> _Directive_:
Review the lines that follow and copy each one that contains the word "может".

>> BEGIN

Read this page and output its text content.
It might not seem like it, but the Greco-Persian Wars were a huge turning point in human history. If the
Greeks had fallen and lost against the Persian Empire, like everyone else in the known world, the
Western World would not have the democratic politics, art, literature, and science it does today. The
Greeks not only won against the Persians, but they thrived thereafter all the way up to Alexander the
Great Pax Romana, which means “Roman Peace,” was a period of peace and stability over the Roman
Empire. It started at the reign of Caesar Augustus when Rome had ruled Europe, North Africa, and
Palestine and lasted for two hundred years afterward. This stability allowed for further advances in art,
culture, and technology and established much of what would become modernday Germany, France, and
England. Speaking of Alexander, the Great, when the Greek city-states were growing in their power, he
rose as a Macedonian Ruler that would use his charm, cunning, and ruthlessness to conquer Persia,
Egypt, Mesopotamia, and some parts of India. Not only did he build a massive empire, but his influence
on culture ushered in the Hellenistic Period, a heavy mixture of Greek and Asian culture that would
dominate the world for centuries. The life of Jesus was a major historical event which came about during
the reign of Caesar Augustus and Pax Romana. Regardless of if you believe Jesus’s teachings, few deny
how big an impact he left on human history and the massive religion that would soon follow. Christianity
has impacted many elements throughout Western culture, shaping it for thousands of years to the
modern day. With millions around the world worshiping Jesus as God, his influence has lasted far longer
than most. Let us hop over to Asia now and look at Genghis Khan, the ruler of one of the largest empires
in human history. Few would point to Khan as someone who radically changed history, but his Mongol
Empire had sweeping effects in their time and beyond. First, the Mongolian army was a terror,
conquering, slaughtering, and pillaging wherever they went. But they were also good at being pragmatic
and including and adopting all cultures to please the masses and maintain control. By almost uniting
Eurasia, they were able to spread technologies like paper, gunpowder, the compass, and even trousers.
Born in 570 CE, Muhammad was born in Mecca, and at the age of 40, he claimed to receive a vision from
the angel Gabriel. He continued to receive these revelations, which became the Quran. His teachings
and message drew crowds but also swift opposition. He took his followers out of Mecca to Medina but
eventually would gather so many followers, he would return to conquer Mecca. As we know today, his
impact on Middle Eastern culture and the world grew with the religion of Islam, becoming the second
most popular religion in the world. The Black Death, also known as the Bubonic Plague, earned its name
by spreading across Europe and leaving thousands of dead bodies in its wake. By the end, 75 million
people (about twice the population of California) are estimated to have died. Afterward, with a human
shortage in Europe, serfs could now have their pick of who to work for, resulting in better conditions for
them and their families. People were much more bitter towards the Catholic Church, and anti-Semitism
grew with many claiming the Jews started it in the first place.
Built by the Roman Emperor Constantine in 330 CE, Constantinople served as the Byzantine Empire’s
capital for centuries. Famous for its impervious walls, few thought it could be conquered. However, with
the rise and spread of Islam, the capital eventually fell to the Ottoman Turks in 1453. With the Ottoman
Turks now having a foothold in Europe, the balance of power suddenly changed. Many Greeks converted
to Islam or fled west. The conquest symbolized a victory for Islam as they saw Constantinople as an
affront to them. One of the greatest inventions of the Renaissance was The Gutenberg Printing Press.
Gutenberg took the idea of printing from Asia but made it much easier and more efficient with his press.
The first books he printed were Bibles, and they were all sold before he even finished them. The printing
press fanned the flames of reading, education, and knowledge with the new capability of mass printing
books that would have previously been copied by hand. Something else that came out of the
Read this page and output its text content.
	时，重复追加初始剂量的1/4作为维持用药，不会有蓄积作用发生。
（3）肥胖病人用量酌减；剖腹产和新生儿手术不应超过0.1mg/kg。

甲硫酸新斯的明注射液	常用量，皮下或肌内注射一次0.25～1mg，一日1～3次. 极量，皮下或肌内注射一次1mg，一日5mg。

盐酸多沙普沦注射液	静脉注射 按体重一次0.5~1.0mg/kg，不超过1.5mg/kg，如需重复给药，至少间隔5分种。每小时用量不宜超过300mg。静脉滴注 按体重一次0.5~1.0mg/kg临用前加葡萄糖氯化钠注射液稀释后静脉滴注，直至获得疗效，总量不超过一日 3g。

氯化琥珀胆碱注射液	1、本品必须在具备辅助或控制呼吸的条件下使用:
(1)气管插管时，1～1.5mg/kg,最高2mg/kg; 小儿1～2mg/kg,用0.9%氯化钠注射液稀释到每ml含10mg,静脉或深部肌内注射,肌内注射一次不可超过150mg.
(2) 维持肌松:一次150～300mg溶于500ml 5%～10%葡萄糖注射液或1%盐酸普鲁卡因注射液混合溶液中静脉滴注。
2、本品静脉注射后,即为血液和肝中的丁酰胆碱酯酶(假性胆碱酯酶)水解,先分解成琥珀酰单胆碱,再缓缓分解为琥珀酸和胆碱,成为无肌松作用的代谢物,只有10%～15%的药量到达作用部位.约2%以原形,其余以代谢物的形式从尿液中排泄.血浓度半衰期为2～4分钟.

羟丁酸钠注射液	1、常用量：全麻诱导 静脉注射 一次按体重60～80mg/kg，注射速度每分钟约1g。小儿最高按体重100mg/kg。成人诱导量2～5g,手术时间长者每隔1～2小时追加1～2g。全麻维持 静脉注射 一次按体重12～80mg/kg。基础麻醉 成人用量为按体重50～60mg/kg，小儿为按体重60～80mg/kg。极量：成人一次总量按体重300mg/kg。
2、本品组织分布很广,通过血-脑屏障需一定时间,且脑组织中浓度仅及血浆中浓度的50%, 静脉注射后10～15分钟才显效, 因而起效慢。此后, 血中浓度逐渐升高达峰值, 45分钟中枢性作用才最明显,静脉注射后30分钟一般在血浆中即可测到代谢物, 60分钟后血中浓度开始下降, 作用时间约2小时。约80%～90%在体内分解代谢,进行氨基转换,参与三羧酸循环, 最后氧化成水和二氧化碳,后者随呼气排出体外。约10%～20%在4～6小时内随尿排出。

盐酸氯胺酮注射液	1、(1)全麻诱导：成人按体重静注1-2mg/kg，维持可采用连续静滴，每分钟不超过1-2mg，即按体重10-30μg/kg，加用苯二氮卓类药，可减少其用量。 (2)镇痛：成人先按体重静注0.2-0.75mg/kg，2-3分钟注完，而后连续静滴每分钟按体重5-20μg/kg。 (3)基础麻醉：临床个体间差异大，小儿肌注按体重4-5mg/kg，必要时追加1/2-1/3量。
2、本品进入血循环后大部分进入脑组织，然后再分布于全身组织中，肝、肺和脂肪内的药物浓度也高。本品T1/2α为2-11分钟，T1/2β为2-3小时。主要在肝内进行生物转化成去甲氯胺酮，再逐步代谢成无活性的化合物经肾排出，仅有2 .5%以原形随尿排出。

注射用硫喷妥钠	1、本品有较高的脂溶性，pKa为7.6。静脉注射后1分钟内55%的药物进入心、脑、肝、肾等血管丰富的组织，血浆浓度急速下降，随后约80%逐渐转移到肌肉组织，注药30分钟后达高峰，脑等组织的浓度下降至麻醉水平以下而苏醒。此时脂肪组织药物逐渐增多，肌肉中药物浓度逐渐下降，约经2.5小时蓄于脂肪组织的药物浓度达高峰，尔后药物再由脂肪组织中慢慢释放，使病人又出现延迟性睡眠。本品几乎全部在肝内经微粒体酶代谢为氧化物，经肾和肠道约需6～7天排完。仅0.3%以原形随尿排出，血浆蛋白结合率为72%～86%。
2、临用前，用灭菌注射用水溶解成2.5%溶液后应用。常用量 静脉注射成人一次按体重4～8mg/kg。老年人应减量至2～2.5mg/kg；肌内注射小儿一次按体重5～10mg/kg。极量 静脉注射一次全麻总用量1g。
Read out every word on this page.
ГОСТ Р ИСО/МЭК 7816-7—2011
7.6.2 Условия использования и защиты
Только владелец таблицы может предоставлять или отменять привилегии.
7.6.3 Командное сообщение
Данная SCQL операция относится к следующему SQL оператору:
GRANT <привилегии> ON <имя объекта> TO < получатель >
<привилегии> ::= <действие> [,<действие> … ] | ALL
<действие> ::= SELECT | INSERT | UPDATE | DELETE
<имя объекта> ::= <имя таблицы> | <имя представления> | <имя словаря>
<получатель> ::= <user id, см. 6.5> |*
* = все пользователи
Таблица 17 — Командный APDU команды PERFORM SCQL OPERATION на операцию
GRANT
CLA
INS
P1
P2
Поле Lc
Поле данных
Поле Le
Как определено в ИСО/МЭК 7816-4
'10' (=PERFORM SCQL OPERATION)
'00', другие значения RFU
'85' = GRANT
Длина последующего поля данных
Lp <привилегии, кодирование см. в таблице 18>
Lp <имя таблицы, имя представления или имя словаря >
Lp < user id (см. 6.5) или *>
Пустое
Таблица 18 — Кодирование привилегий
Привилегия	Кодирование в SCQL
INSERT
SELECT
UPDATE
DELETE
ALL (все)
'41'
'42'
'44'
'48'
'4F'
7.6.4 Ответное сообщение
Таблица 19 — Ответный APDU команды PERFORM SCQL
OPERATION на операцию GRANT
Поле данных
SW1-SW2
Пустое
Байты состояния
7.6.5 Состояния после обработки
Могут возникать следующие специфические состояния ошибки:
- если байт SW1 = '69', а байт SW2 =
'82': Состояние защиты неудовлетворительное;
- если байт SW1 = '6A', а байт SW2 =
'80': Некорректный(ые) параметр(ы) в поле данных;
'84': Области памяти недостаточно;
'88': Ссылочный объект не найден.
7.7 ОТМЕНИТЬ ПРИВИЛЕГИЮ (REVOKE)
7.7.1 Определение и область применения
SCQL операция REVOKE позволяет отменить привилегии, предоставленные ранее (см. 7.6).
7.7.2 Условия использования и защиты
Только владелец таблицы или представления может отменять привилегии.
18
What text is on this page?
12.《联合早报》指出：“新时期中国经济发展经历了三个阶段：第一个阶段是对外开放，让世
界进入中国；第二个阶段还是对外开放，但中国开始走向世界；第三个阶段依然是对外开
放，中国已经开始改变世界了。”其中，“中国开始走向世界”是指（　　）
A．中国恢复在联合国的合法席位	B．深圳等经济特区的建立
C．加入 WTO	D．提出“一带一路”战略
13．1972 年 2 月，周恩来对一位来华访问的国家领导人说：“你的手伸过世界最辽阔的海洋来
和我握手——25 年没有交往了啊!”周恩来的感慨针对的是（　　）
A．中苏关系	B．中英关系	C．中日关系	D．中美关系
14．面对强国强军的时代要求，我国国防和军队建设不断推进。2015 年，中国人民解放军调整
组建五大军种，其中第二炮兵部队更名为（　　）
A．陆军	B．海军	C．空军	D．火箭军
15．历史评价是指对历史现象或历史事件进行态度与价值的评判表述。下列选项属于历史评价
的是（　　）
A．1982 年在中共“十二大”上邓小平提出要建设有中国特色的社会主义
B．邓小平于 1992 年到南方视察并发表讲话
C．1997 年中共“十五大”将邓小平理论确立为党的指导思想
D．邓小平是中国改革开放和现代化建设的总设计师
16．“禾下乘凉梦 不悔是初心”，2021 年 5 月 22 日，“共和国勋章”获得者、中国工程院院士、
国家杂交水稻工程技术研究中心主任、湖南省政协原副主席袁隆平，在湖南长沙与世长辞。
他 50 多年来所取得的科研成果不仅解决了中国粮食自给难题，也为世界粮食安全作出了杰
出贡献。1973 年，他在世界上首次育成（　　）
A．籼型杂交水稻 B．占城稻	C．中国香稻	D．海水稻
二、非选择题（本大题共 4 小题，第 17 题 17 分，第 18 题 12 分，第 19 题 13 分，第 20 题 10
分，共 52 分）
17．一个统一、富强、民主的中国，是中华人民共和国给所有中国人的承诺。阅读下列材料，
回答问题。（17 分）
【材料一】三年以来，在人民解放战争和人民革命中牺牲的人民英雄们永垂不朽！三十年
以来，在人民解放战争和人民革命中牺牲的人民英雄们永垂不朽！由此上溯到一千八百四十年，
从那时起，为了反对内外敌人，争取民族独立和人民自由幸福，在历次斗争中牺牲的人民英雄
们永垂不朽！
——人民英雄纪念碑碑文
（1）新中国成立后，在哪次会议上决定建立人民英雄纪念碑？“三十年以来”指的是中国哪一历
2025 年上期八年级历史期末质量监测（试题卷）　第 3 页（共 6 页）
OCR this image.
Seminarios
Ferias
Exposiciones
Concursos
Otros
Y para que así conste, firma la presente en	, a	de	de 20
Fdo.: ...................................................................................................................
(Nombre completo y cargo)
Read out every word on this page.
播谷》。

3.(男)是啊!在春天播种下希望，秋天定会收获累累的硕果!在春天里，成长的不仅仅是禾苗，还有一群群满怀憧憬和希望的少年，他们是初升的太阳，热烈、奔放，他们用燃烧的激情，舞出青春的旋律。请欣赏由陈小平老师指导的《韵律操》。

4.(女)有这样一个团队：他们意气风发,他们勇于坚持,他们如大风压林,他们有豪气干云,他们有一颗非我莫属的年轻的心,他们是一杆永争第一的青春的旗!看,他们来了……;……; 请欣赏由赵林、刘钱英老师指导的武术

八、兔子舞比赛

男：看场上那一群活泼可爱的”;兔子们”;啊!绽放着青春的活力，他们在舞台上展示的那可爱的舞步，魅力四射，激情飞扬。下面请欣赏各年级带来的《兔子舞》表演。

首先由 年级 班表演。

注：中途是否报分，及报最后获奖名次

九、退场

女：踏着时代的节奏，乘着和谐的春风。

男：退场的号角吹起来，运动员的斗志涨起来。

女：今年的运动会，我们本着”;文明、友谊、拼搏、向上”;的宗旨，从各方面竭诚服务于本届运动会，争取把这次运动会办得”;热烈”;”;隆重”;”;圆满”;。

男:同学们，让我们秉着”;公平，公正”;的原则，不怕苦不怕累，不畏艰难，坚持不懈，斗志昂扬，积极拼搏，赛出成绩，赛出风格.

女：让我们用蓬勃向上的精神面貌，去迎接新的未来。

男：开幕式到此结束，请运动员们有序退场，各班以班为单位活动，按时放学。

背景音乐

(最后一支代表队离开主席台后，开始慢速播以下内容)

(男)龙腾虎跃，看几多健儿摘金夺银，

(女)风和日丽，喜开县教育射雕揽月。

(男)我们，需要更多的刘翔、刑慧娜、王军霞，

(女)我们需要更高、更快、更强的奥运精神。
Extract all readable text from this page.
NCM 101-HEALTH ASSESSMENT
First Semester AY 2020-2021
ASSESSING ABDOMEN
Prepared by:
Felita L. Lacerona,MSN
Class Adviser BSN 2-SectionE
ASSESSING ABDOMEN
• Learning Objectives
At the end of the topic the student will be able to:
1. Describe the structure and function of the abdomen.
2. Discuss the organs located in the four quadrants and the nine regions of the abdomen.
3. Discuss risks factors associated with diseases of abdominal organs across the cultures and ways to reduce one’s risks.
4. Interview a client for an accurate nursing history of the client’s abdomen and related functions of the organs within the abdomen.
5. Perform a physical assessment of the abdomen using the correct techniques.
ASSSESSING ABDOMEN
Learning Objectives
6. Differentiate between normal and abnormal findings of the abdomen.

>> END

> _Full response_:
Только владелец таблицы может предоставлять или отменять привилегии.
Только владелец таблицы или представления может отменять привилегии.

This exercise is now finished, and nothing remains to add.